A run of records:
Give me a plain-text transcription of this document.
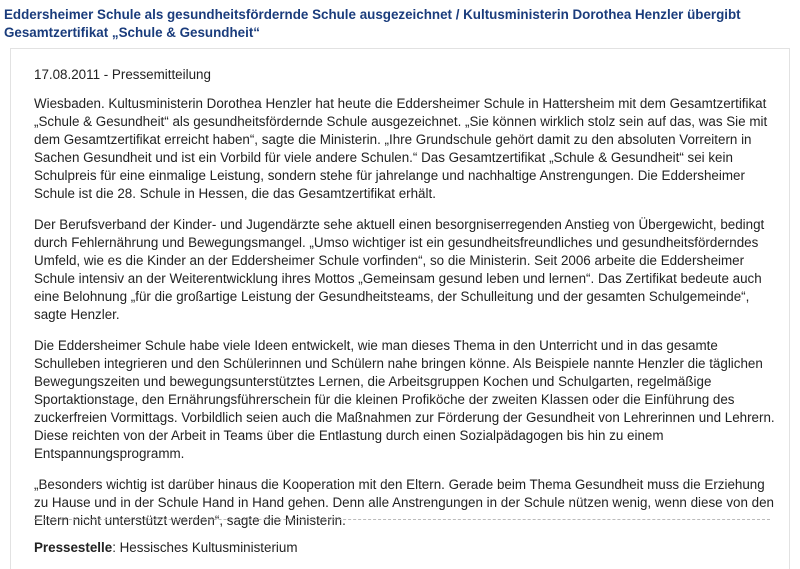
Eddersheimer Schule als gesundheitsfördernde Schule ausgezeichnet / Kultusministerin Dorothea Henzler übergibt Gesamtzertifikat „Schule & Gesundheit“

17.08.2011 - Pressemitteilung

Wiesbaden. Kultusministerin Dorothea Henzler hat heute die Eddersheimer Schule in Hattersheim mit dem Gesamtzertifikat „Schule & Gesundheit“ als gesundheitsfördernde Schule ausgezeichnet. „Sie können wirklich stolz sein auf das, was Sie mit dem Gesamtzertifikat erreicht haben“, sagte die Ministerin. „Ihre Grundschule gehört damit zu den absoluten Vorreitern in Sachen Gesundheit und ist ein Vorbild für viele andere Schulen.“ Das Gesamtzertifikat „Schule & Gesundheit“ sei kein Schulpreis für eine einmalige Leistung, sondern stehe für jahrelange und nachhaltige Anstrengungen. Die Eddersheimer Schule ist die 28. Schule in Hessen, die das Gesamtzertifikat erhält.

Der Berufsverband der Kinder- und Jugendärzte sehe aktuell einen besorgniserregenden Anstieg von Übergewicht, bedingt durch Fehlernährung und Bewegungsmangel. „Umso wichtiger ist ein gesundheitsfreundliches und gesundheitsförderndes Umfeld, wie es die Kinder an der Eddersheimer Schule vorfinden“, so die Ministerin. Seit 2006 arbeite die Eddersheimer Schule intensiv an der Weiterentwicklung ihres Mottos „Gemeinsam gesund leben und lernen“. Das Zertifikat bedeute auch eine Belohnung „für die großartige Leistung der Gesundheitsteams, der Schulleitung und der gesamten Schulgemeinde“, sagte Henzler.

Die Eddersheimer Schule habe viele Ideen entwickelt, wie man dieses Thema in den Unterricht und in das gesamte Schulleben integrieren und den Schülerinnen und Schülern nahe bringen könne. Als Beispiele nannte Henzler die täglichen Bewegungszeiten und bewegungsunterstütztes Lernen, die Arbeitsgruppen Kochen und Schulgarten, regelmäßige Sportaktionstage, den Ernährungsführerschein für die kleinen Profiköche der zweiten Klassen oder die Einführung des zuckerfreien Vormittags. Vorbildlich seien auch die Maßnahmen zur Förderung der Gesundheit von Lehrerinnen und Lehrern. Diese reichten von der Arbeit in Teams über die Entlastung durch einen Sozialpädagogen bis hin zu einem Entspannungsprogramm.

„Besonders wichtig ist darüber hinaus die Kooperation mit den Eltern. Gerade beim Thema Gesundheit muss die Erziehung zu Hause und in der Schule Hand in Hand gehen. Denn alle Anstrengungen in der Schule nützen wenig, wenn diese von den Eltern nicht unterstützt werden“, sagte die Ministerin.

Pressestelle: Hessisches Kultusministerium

--

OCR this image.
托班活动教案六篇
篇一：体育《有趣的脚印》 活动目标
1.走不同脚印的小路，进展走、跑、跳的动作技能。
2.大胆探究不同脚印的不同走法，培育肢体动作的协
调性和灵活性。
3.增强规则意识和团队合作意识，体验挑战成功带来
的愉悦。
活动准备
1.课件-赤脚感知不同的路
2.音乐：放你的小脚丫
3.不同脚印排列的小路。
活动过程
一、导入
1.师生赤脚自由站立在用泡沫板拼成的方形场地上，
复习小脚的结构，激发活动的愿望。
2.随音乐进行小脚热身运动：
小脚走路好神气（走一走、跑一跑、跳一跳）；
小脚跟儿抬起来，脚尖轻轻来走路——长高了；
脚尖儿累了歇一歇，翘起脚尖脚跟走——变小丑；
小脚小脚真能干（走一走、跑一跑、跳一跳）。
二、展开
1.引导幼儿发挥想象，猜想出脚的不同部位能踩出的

* GIVEN EXERCISE
Locate the string "this" in the listing above and copy every line where it occurs.

* RESULT
Give me a plain-text transcription of this document.
OCR this image.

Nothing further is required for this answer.